**Problem statement:** How many of the lines that follow contain the word "Intensity"? Give only the number.

**Task input:**
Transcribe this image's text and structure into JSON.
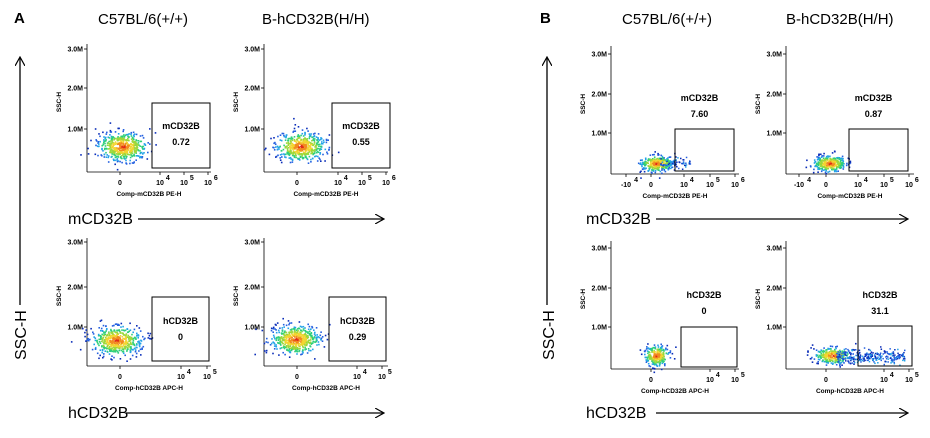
{
  "panels": [
    {
      "letter": "A",
      "columns": [
        "C57BL/6(+/+)",
        "B-hCD32B(H/H)"
      ],
      "row_labels": [
        "mCD32B",
        "hCD32B"
      ],
      "y_label": "SSC-H"
    },
    {
      "letter": "B",
      "columns": [
        "C57BL/6(+/+)",
        "B-hCD32B(H/H)"
      ],
      "row_labels": [
        "mCD32B",
        "hCD32B"
      ],
      "y_label": "SSC-H"
    }
  ],
  "chart_data": [
    {
      "type": "scatter",
      "panel": "A",
      "column": "C57BL/6(+/+)",
      "gate": "mCD32B",
      "value": "0.72",
      "xlabel": "Comp-mCD32B PE-H",
      "ylabel": "SSC-H",
      "yticks": [
        "3.0M",
        "2.0M",
        "1.0M"
      ],
      "xticks": [
        "0",
        "10",
        "10",
        "10"
      ],
      "xtick_exps": [
        "",
        "4",
        "5",
        "6"
      ],
      "ylim": [
        0,
        3000000
      ]
    },
    {
      "type": "scatter",
      "panel": "A",
      "column": "B-hCD32B(H/H)",
      "gate": "mCD32B",
      "value": "0.55",
      "xlabel": "Comp-mCD32B PE-H",
      "ylabel": "SSC-H",
      "yticks": [
        "3.0M",
        "2.0M",
        "1.0M"
      ],
      "xticks": [
        "0",
        "10",
        "10",
        "10"
      ],
      "xtick_exps": [
        "",
        "4",
        "5",
        "6"
      ],
      "ylim": [
        0,
        3000000
      ]
    },
    {
      "type": "scatter",
      "panel": "A",
      "column": "C57BL/6(+/+)",
      "gate": "hCD32B",
      "value": "0",
      "xlabel": "Comp-hCD32B APC-H",
      "ylabel": "SSC-H",
      "yticks": [
        "3.0M",
        "2.0M",
        "1.0M"
      ],
      "xticks": [
        "0",
        "10",
        "10"
      ],
      "xtick_exps": [
        "",
        "4",
        "5"
      ],
      "ylim": [
        0,
        3000000
      ]
    },
    {
      "type": "scatter",
      "panel": "A",
      "column": "B-hCD32B(H/H)",
      "gate": "hCD32B",
      "value": "0.29",
      "xlabel": "Comp-hCD32B APC-H",
      "ylabel": "SSC-H",
      "yticks": [
        "3.0M",
        "2.0M",
        "1.0M"
      ],
      "xticks": [
        "0",
        "10",
        "10"
      ],
      "xtick_exps": [
        "",
        "4",
        "5"
      ],
      "ylim": [
        0,
        3000000
      ]
    },
    {
      "type": "scatter",
      "panel": "B",
      "column": "C57BL/6(+/+)",
      "gate": "mCD32B",
      "value": "7.60",
      "xlabel": "Comp-mCD32B PE-H",
      "ylabel": "SSC-H",
      "yticks": [
        "3.0M",
        "2.0M",
        "1.0M"
      ],
      "xticks": [
        "-10",
        "0",
        "10",
        "10",
        "10"
      ],
      "xtick_exps": [
        "4",
        "",
        "4",
        "5",
        "6"
      ],
      "ylim": [
        0,
        3000000
      ]
    },
    {
      "type": "scatter",
      "panel": "B",
      "column": "B-hCD32B(H/H)",
      "gate": "mCD32B",
      "value": "0.87",
      "xlabel": "Comp-mCD32B PE-H",
      "ylabel": "SSC-H",
      "yticks": [
        "3.0M",
        "2.0M",
        "1.0M"
      ],
      "xticks": [
        "-10",
        "0",
        "10",
        "10",
        "10"
      ],
      "xtick_exps": [
        "4",
        "",
        "4",
        "5",
        "6"
      ],
      "ylim": [
        0,
        3000000
      ]
    },
    {
      "type": "scatter",
      "panel": "B",
      "column": "C57BL/6(+/+)",
      "gate": "hCD32B",
      "value": "0",
      "xlabel": "Comp-hCD32B APC-H",
      "ylabel": "SSC-H",
      "yticks": [
        "3.0M",
        "2.0M",
        "1.0M"
      ],
      "xticks": [
        "0",
        "10",
        "10"
      ],
      "xtick_exps": [
        "",
        "4",
        "5"
      ],
      "ylim": [
        0,
        3000000
      ]
    },
    {
      "type": "scatter",
      "panel": "B",
      "column": "B-hCD32B(H/H)",
      "gate": "hCD32B",
      "value": "31.1",
      "xlabel": "Comp-hCD32B APC-H",
      "ylabel": "SSC-H",
      "yticks": [
        "3.0M",
        "2.0M",
        "1.0M"
      ],
      "xticks": [
        "0",
        "10",
        "10"
      ],
      "xtick_exps": [
        "",
        "4",
        "5"
      ],
      "ylim": [
        0,
        3000000
      ]
    }
  ]
}
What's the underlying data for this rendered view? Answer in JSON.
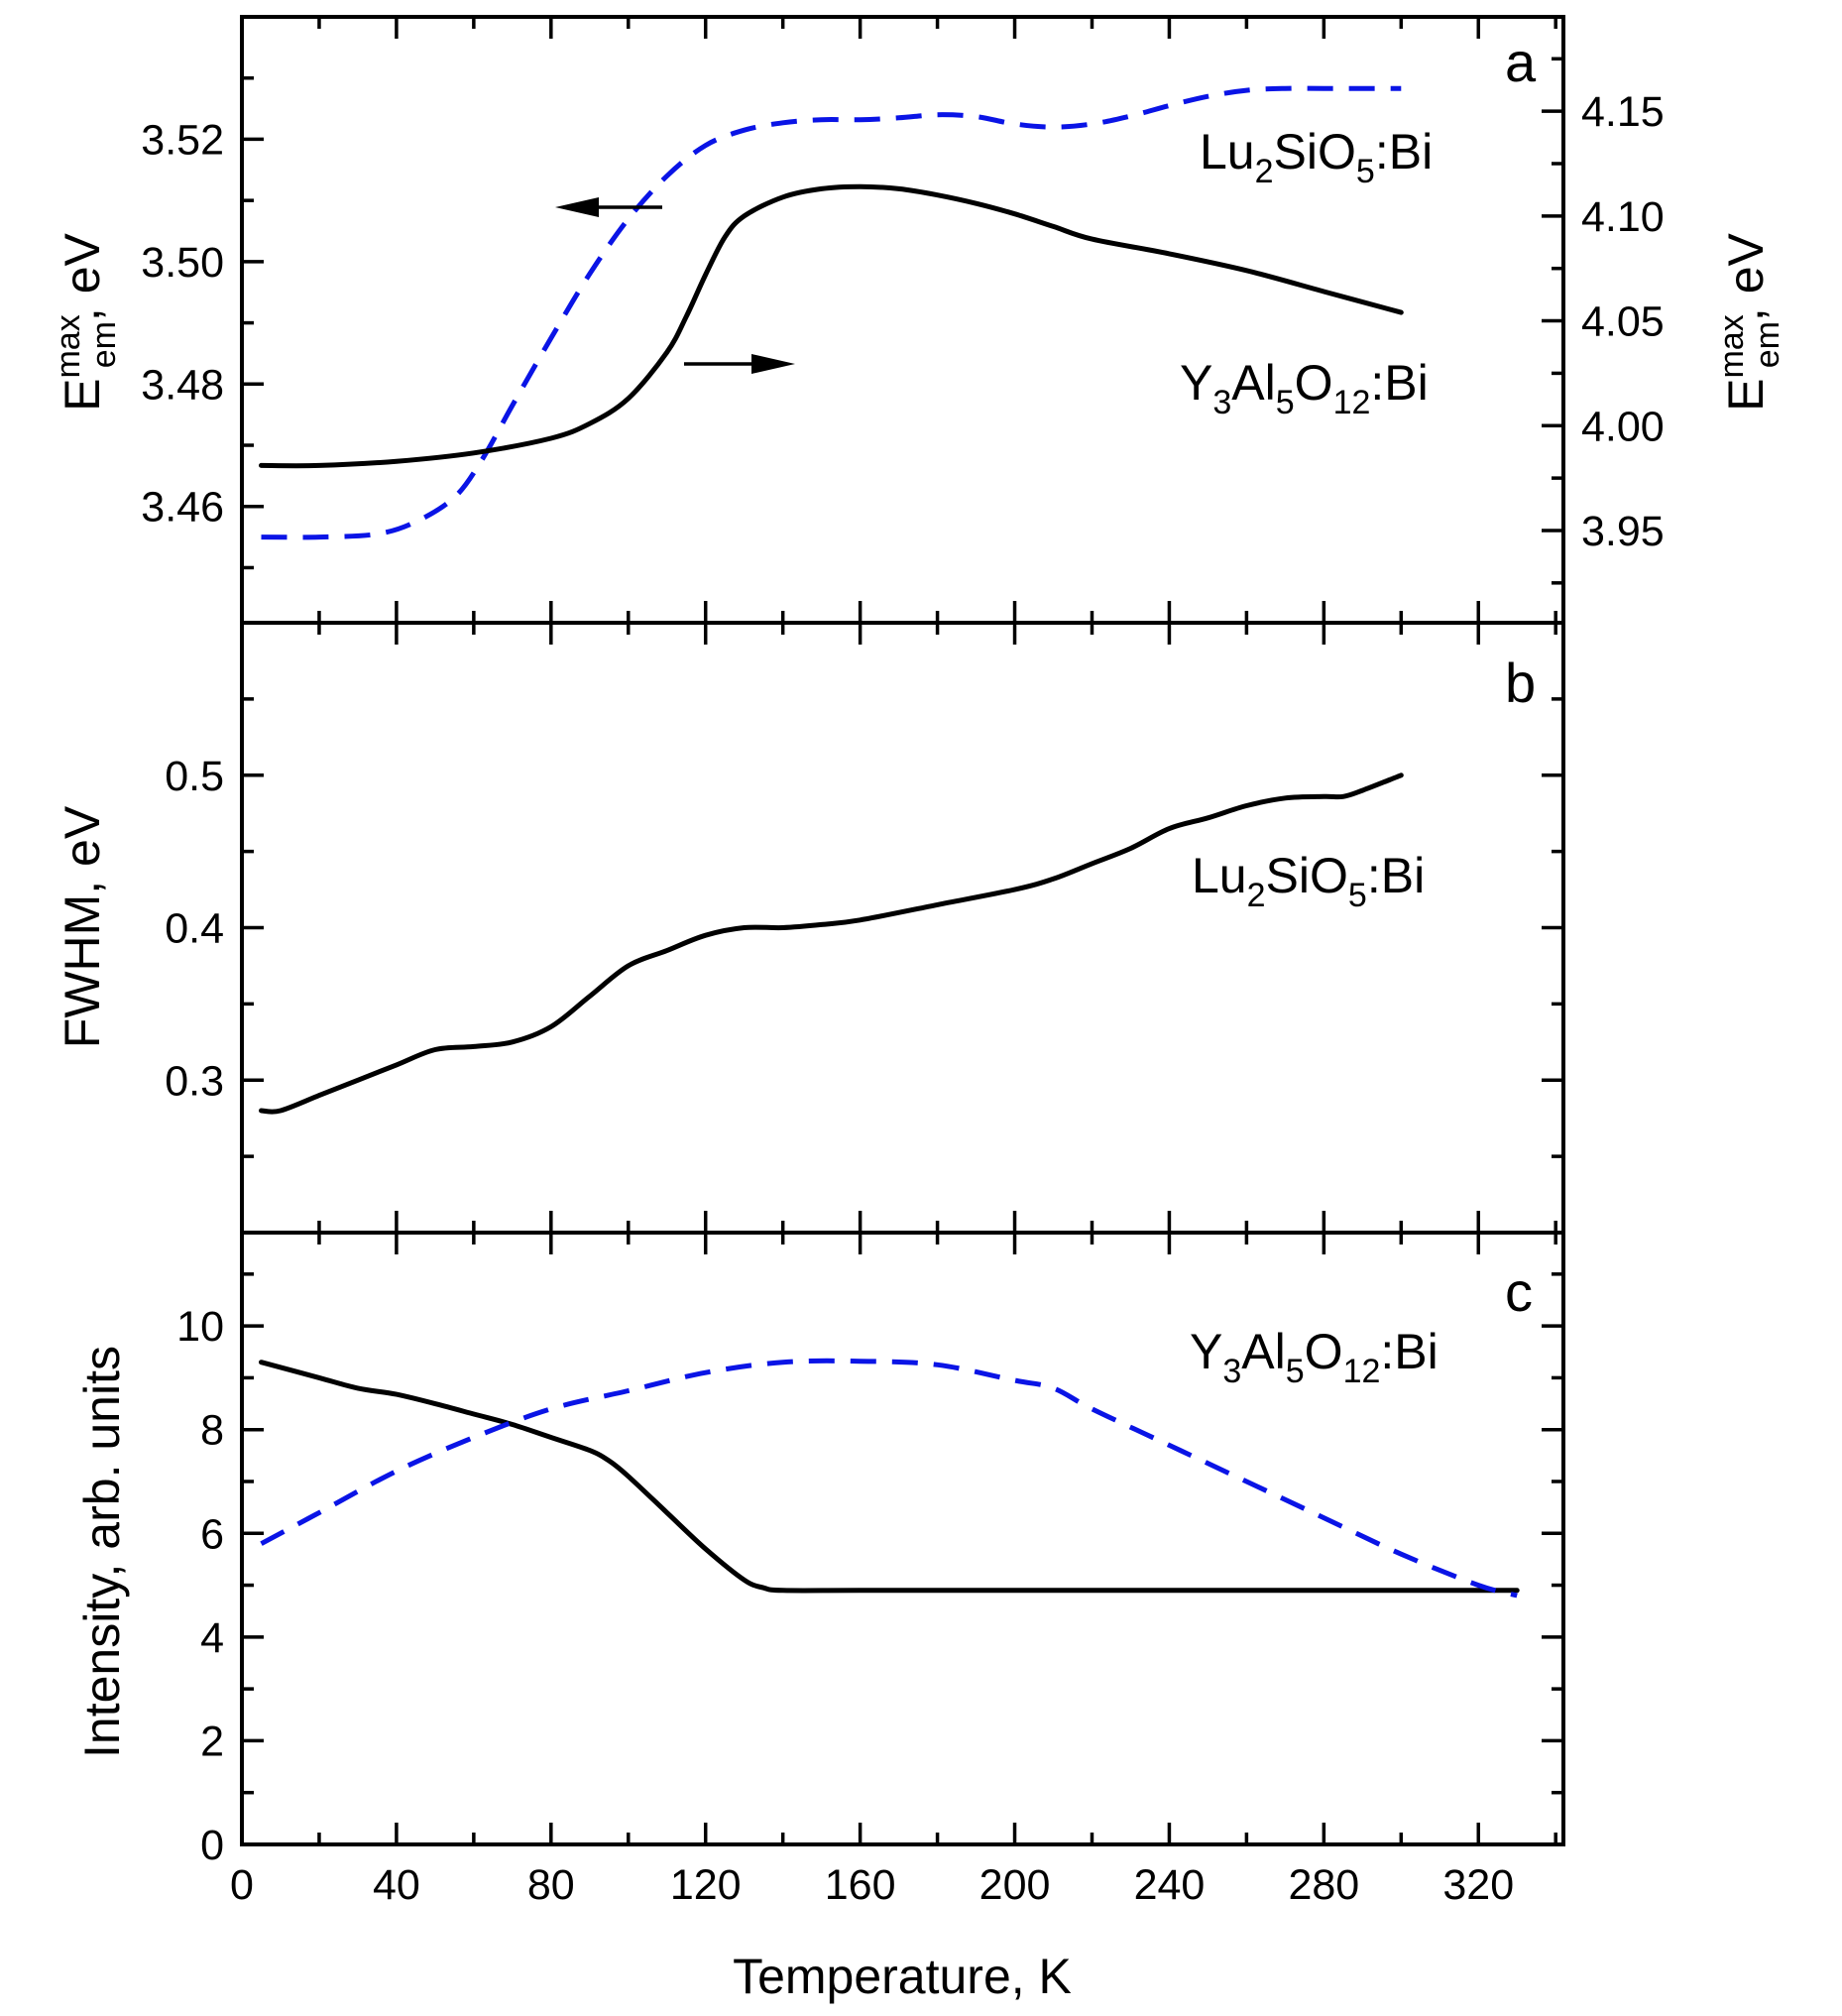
{
  "chart_data": [
    {
      "panel": "a",
      "type": "line",
      "xlabel": "Temperature, K",
      "xlim": [
        0,
        342
      ],
      "ylabel": "E_em^max, eV",
      "ylim": [
        3.441,
        3.54
      ],
      "y_ticks": [
        3.46,
        3.48,
        3.5,
        3.52
      ],
      "y_tick_labels": [
        "3.46",
        "3.48",
        "3.50",
        "3.52"
      ],
      "y2label": "E_em^max, eV",
      "y2lim": [
        3.906,
        4.195
      ],
      "y2_ticks": [
        3.95,
        4.0,
        4.05,
        4.1,
        4.15
      ],
      "y2_tick_labels": [
        "3.95",
        "4.00",
        "4.05",
        "4.10",
        "4.15"
      ],
      "series": [
        {
          "name": "Lu2SiO5:Bi",
          "axis": "left",
          "style": "dashed",
          "color": "#0a14e6",
          "x": [
            5,
            20,
            35,
            45,
            55,
            62,
            70,
            80,
            90,
            100,
            110,
            120,
            130,
            140,
            150,
            160,
            170,
            180,
            190,
            200,
            210,
            220,
            230,
            240,
            250,
            260,
            270,
            280,
            290,
            300
          ],
          "y": [
            3.455,
            3.455,
            3.4555,
            3.4575,
            3.4615,
            3.4675,
            3.4765,
            3.4875,
            3.498,
            3.507,
            3.514,
            3.519,
            3.5215,
            3.5227,
            3.5232,
            3.5232,
            3.5235,
            3.524,
            3.5237,
            3.5225,
            3.522,
            3.5225,
            3.5238,
            3.5255,
            3.527,
            3.528,
            3.5283,
            3.5283,
            3.5283,
            3.5283
          ]
        },
        {
          "name": "Y3Al5O12:Bi",
          "axis": "right",
          "style": "solid",
          "color": "#000000",
          "x": [
            5,
            20,
            40,
            60,
            80,
            90,
            100,
            110,
            115,
            120,
            125,
            130,
            140,
            150,
            160,
            170,
            180,
            190,
            200,
            210,
            220,
            240,
            260,
            280,
            300
          ],
          "y": [
            3.981,
            3.981,
            3.983,
            3.987,
            3.994,
            4.001,
            4.013,
            4.035,
            4.052,
            4.072,
            4.09,
            4.1,
            4.109,
            4.113,
            4.114,
            4.113,
            4.11,
            4.106,
            4.101,
            4.095,
            4.089,
            4.082,
            4.074,
            4.064,
            4.054
          ]
        }
      ],
      "annotations": [
        {
          "name": "lu-label",
          "base": "Lu",
          "sub1": "2",
          "mid": "SiO",
          "sub2": "5",
          "tail": ":Bi"
        },
        {
          "name": "yag-label",
          "base": "Y",
          "sub1": "3",
          "mid1": "Al",
          "sub2": "5",
          "mid2": "O",
          "sub3": "12",
          "tail": ":Bi"
        }
      ],
      "arrows": [
        {
          "series": "Lu2SiO5:Bi",
          "direction": "left"
        },
        {
          "series": "Y3Al5O12:Bi",
          "direction": "right"
        }
      ]
    },
    {
      "panel": "b",
      "type": "line",
      "xlim": [
        0,
        342
      ],
      "ylabel": "FWHM, eV",
      "ylim": [
        0.2,
        0.6
      ],
      "y_ticks": [
        0.3,
        0.4,
        0.5
      ],
      "y_tick_labels": [
        "0.3",
        "0.4",
        "0.5"
      ],
      "series": [
        {
          "name": "Lu2SiO5:Bi",
          "style": "solid",
          "color": "#000000",
          "x": [
            5,
            10,
            20,
            30,
            40,
            50,
            60,
            70,
            80,
            90,
            100,
            110,
            120,
            130,
            140,
            150,
            160,
            180,
            200,
            210,
            220,
            230,
            240,
            250,
            260,
            270,
            280,
            285,
            290,
            300
          ],
          "y": [
            0.28,
            0.28,
            0.29,
            0.3,
            0.31,
            0.32,
            0.322,
            0.325,
            0.335,
            0.355,
            0.375,
            0.385,
            0.395,
            0.4,
            0.4,
            0.402,
            0.405,
            0.415,
            0.425,
            0.432,
            0.442,
            0.452,
            0.465,
            0.472,
            0.48,
            0.485,
            0.486,
            0.486,
            0.49,
            0.5
          ]
        }
      ],
      "annotations": [
        {
          "name": "lu-label",
          "base": "Lu",
          "sub1": "2",
          "mid": "SiO",
          "sub2": "5",
          "tail": ":Bi"
        }
      ]
    },
    {
      "panel": "c",
      "type": "line",
      "xlabel": "Temperature, K",
      "xlim": [
        0,
        342
      ],
      "x_ticks": [
        0,
        40,
        80,
        120,
        160,
        200,
        240,
        280,
        320
      ],
      "x_tick_labels": [
        "0",
        "40",
        "80",
        "120",
        "160",
        "200",
        "240",
        "280",
        "320"
      ],
      "ylabel": "Intensity, arb. units",
      "ylim": [
        0,
        11.8
      ],
      "y_ticks": [
        0,
        2,
        4,
        6,
        8,
        10
      ],
      "y_tick_labels": [
        "0",
        "2",
        "4",
        "6",
        "8",
        "10"
      ],
      "series": [
        {
          "name": "Y3Al5O12:Bi solid",
          "style": "solid",
          "color": "#000000",
          "x": [
            5,
            20,
            30,
            40,
            50,
            60,
            70,
            80,
            90,
            95,
            100,
            110,
            120,
            130,
            135,
            140,
            160,
            200,
            240,
            280,
            330
          ],
          "y": [
            9.3,
            9.0,
            8.8,
            8.68,
            8.5,
            8.3,
            8.1,
            7.85,
            7.6,
            7.4,
            7.1,
            6.4,
            5.7,
            5.1,
            4.95,
            4.9,
            4.9,
            4.9,
            4.9,
            4.9,
            4.9
          ]
        },
        {
          "name": "Y3Al5O12:Bi dashed",
          "style": "dashed",
          "color": "#0a14e6",
          "x": [
            5,
            20,
            40,
            60,
            80,
            100,
            120,
            140,
            160,
            180,
            200,
            210,
            220,
            240,
            260,
            280,
            300,
            320,
            330
          ],
          "y": [
            5.8,
            6.4,
            7.2,
            7.85,
            8.4,
            8.75,
            9.1,
            9.3,
            9.32,
            9.25,
            8.95,
            8.8,
            8.4,
            7.7,
            7.0,
            6.3,
            5.6,
            5.0,
            4.8
          ]
        }
      ],
      "annotations": [
        {
          "name": "yag-label",
          "base": "Y",
          "sub1": "3",
          "mid1": "Al",
          "sub2": "5",
          "mid2": "O",
          "sub3": "12",
          "tail": ":Bi"
        }
      ]
    }
  ],
  "panel_letters": [
    "a",
    "b",
    "c"
  ],
  "axis_titles": {
    "left_a_base": "E",
    "left_a_sup": "max",
    "left_a_sub": "em",
    "left_a_tail": ", eV",
    "right_a_base": "E",
    "right_a_sup": "max",
    "right_a_sub": "em",
    "right_a_tail": ", eV",
    "left_b": "FWHM, eV",
    "left_c": "Intensity, arb. units",
    "bottom": "Temperature, K"
  }
}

**Result for this task:** 2